+++ THE INPUT +++
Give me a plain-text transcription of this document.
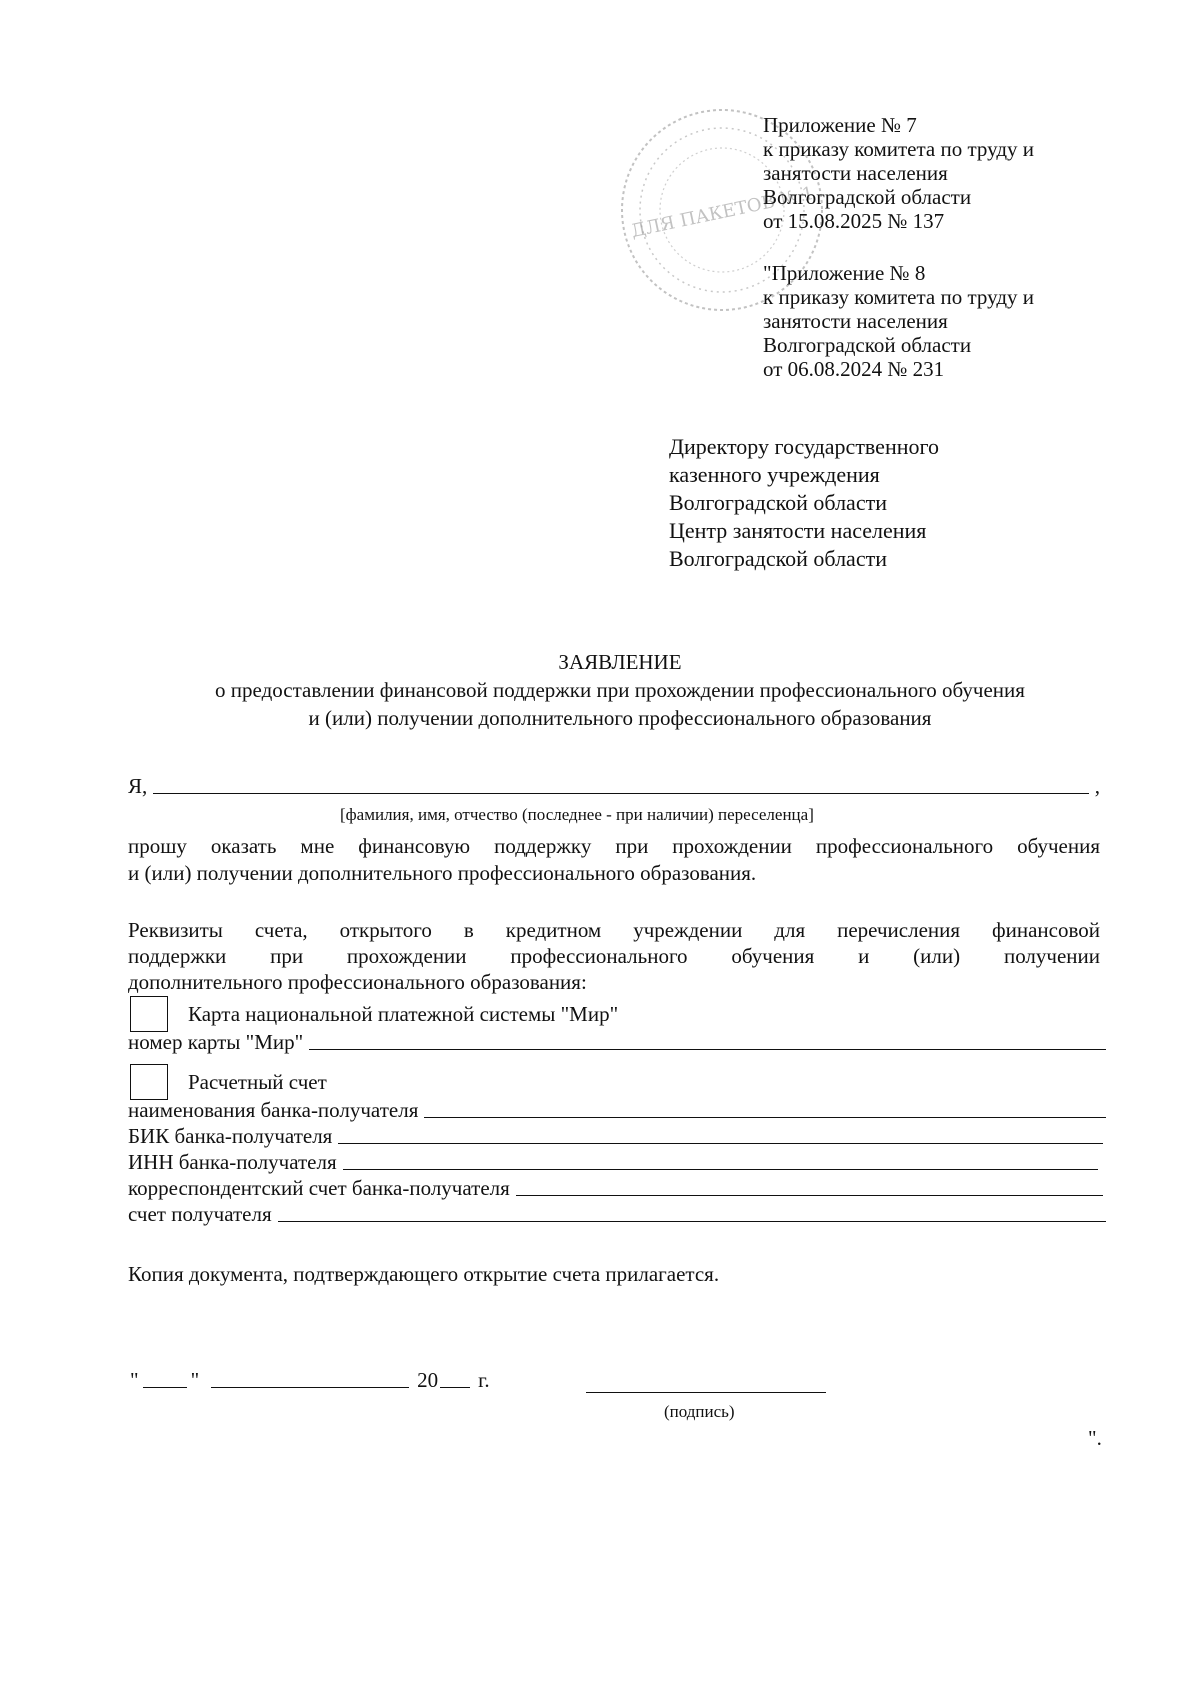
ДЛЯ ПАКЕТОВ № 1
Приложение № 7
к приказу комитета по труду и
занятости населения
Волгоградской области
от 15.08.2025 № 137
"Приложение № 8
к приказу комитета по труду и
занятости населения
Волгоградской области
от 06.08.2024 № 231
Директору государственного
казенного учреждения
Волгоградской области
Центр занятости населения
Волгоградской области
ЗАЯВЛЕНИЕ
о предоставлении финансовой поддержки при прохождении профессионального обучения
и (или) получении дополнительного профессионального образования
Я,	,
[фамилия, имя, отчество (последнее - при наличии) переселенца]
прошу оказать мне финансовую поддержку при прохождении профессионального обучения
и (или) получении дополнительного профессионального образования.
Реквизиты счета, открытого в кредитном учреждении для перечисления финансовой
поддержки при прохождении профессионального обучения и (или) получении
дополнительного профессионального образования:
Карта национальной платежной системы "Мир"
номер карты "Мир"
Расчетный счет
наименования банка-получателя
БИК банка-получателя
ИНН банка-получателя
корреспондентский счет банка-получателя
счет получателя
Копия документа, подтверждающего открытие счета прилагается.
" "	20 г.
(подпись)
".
+++
SHORT PROBLEM — Restate the data above word for word. Skip every picture.

CORRECT OUTPUT —
Give me a plain-text transcription of this document.
ДЛЯ ПАКЕТОВ № 1
Приложение № 7
к приказу комитета по труду и
занятости населения
Волгоградской области
от 15.08.2025 № 137
"Приложение № 8
к приказу комитета по труду и
занятости населения
Волгоградской области
от 06.08.2024 № 231
Директору государственного
казенного учреждения
Волгоградской области
Центр занятости населения
Волгоградской области
ЗАЯВЛЕНИЕ
о предоставлении финансовой поддержки при прохождении профессионального обучения
и (или) получении дополнительного профессионального образования
Я,	,
[фамилия, имя, отчество (последнее - при наличии) переселенца]
прошу оказать мне финансовую поддержку при прохождении профессионального обучения
и (или) получении дополнительного профессионального образования.
Реквизиты счета, открытого в кредитном учреждении для перечисления финансовой
поддержки при прохождении профессионального обучения и (или) получении
дополнительного профессионального образования:
Карта национальной платежной системы "Мир"
номер карты "Мир"
Расчетный счет
наименования банка-получателя
БИК банка-получателя
ИНН банка-получателя
корреспондентский счет банка-получателя
счет получателя
Копия документа, подтверждающего открытие счета прилагается.
" "	20 г.
(подпись)
".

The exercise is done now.